[BEGIN]

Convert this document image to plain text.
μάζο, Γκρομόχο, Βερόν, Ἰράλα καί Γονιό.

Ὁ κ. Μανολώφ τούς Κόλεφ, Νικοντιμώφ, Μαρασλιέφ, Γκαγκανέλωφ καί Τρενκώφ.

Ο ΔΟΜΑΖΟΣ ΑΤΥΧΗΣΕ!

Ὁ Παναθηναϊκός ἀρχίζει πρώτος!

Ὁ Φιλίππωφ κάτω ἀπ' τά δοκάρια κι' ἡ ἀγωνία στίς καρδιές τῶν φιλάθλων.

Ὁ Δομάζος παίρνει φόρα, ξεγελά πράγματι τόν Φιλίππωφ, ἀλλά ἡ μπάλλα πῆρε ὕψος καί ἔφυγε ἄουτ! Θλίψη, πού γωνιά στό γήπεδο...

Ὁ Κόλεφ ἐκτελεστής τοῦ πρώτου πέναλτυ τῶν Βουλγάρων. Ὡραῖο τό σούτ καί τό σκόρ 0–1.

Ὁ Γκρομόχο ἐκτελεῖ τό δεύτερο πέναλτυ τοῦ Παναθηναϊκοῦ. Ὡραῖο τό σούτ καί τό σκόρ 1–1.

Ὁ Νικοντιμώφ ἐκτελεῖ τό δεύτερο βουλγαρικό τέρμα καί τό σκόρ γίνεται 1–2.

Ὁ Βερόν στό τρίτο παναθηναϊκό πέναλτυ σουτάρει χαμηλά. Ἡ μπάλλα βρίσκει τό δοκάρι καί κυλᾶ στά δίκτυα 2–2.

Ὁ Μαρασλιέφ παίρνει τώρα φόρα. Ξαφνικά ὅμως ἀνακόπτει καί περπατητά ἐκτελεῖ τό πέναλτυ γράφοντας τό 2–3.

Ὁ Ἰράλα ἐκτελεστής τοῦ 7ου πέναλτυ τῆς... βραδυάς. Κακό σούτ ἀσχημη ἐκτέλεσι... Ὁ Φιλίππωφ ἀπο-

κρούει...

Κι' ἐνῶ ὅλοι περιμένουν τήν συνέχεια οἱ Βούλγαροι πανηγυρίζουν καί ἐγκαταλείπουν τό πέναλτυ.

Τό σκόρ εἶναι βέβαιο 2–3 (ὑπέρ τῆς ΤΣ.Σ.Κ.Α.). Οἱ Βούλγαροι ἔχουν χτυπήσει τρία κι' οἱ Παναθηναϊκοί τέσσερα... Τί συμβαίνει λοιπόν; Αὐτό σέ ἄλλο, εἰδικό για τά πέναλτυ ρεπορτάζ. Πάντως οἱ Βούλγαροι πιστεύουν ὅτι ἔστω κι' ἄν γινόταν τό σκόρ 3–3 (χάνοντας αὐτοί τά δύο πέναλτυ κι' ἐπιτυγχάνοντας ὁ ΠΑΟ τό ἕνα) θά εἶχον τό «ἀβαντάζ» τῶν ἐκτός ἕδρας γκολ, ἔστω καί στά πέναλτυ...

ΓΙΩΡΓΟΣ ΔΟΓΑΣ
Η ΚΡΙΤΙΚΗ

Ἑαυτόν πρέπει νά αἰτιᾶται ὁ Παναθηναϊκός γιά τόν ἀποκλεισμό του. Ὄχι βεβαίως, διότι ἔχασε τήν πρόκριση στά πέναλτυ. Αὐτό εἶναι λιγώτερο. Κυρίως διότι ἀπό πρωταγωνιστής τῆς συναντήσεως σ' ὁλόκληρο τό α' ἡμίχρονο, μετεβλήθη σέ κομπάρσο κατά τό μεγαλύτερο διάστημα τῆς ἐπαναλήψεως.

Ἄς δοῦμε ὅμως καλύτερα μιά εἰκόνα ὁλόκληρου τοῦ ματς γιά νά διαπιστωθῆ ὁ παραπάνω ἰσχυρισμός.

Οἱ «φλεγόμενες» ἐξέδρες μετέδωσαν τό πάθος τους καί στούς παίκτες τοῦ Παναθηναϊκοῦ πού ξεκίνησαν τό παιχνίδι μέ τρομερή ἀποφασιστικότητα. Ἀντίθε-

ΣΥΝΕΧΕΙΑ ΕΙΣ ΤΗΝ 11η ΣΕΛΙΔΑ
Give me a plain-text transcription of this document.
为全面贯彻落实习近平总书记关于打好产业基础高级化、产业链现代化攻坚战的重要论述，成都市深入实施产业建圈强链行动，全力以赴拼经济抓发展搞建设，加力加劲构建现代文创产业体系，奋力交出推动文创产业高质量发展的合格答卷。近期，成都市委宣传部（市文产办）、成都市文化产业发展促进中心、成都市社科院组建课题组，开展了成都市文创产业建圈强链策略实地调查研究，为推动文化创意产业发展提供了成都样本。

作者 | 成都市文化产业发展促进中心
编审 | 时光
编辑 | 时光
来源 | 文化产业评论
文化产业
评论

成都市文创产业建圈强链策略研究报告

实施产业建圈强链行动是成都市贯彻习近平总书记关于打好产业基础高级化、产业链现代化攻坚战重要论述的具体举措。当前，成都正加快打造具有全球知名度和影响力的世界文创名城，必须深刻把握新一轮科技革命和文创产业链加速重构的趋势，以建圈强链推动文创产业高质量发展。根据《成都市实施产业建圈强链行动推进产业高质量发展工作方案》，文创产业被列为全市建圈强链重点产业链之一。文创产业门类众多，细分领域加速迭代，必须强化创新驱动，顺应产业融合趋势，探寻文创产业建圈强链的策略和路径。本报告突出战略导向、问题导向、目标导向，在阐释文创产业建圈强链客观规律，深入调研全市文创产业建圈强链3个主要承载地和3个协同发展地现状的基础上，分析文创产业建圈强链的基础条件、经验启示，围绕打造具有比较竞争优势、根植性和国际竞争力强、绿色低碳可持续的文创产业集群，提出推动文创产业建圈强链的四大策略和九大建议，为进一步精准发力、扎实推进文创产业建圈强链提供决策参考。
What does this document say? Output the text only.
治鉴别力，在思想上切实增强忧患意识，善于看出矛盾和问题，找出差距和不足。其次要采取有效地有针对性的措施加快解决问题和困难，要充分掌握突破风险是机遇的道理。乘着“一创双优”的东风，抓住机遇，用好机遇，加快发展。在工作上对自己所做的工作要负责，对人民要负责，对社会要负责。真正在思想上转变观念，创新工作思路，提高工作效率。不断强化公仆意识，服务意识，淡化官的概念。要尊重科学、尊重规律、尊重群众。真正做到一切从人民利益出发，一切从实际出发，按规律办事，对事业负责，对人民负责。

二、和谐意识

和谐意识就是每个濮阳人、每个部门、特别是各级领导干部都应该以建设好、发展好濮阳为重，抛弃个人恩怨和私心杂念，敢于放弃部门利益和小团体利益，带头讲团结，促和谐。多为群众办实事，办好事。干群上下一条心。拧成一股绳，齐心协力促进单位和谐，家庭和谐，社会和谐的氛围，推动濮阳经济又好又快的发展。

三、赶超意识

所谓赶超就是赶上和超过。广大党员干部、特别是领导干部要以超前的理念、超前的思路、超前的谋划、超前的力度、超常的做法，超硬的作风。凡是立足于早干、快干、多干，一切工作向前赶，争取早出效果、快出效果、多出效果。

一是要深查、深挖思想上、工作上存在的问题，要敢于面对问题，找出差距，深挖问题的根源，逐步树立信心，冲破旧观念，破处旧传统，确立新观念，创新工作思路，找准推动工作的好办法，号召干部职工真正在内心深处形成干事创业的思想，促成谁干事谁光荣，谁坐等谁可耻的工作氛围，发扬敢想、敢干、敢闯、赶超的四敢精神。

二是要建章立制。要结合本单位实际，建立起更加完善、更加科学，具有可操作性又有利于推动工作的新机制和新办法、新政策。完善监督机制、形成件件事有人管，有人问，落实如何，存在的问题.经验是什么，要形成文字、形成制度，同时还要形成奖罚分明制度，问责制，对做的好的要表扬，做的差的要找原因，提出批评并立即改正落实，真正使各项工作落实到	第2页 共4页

[END]

→ **Problem details**
Wherever the string "ἐκτελεστής" appears in the entries above, list that line.

→ **Task solution**
Ὁ Κόλεφ ἐκτελεστής τοῦ πρώτου πέναλτυ τῶν Βουλγάρων. Ὡραῖο τό σούτ καί τό σκόρ 0–1.
Ὁ Ἰράλα ἐκτελεστής τοῦ 7ου πέναλτυ τῆς... βραδυάς. Κακό σούτ ἀσχημη ἐκτέλεσι... Ὁ Φιλίππωφ ἀπο-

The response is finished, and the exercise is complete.